**** Records to use

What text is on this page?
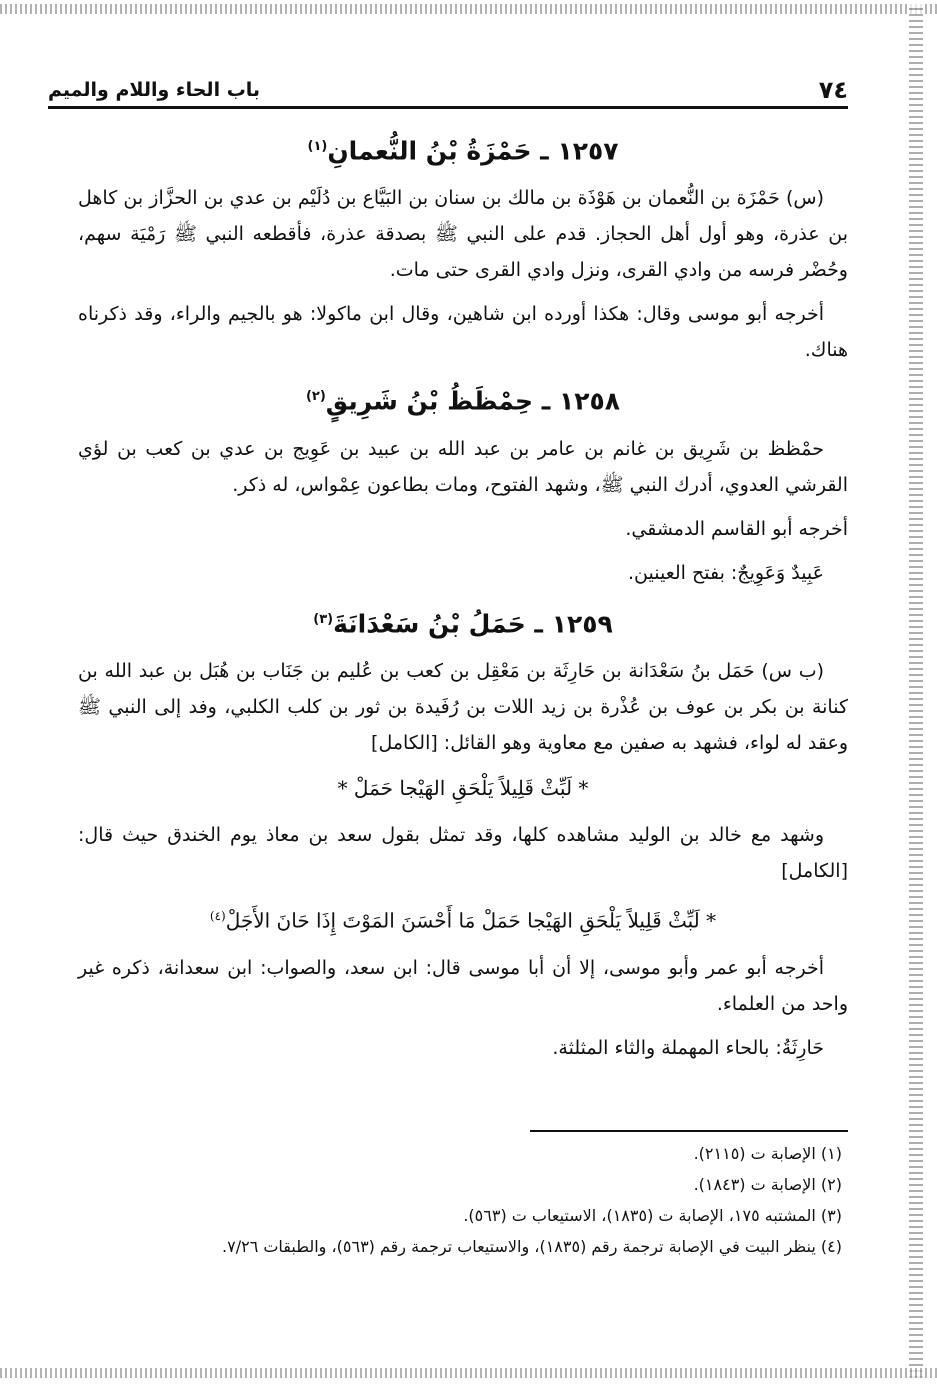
٧٤
باب الحاء واللام والميم
١٢٥٧ ـ حَمْزَةُ بْنُ النُّعمانِ$^{(١)}$

(س) حَمْزَة بن النُّعمان بن هَوْذَة بن مالك بن سنان بن البَيَّاع بن دُلَيْم بن عدي بن الحزَّاز بن كاهل بن عذرة، وهو أول أهل الحجاز. قدم على النبي ﷺ بصدقة عذرة، فأقطعه النبي ﷺ رَمْيَة سهم، وحُضْر فرسه من وادي القرى، ونزل وادي القرى حتى مات.

أخرجه أبو موسى وقال: هكذا أورده ابن شاهين، وقال ابن ماكولا: هو بالجيم والراء، وقد ذكرناه هناك.

١٢٥٨ ـ حِمْظَظُ بْنُ شَرِيقٍ$^{(٢)}$

حمْظظ بن شَرِيق بن غانم بن عامر بن عبد الله بن عبيد بن عَوِيج بن عدي بن كعب بن لؤي القرشي العدوي، أدرك النبي ﷺ، وشهد الفتوح، ومات بطاعون عِمْواس، له ذكر.

أخرجه أبو القاسم الدمشقي.

عَبِيدٌ وَعَوِيجٌ: بفتح العينين.

١٢٥٩ ـ حَمَلُ بْنُ سَعْدَانَةَ$^{(٣)}$

(ب س) حَمَل بنُ سَعْدَانة بن حَارِثَة بن مَعْقِل بن كعب بن عُليم بن جَنَاب بن هُبَل بن عبد الله بن كنانة بن بكر بن عوف بن عُذْرة بن زيد اللات بن رُفَيدة بن ثور بن كلب الكلبي، وفد إلى النبي ﷺ وعقد له لواء، فشهد به صفين مع معاوية وهو القائل: [الكامل]

* لَبِّثْ قَلِيلاً يَلْحَقِ الهَيْجا حَمَلْ *

وشهد مع خالد بن الوليد مشاهده كلها، وقد تمثل بقول سعد بن معاذ يوم الخندق حيث قال: [الكامل]

* لَبِّثْ قَلِيلاً يَلْحَقِ الهَيْجا حَمَلْ مَا أَحْسَنَ المَوْتَ إِذَا حَانَ الأَجَلْ$^{(٤)}$

أخرجه أبو عمر وأبو موسى، إلا أن أبا موسى قال: ابن سعد، والصواب: ابن سعدانة، ذكره غير واحد من العلماء.

حَارِثَةُ: بالحاء المهملة والثاء المثلثة.

(١) الإصابة ت (٢١١٥).
(٢) الإصابة ت (١٨٤٣).
(٣) المشتبه ١٧٥، الإصابة ت (١٨٣٥)، الاستيعاب ت (٥٦٣).
(٤) ينظر البيت في الإصابة ترجمة رقم (١٨٣٥)، والاستيعاب ترجمة رقم (٥٦٣)، والطبقات ٧/٢٦.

********

**Task brief**
Every line above that contains the word "وشهد" should be reported.

**Task answer**
حمْظظ بن شَرِيق بن غانم بن عامر بن عبد الله بن عبيد بن عَوِيج بن عدي بن كعب بن لؤي القرشي العدوي، أدرك النبي ﷺ، وشهد الفتوح، ومات بطاعون عِمْواس، له ذكر.
وشهد مع خالد بن الوليد مشاهده كلها، وقد تمثل بقول سعد بن معاذ يوم الخندق حيث قال: [الكامل]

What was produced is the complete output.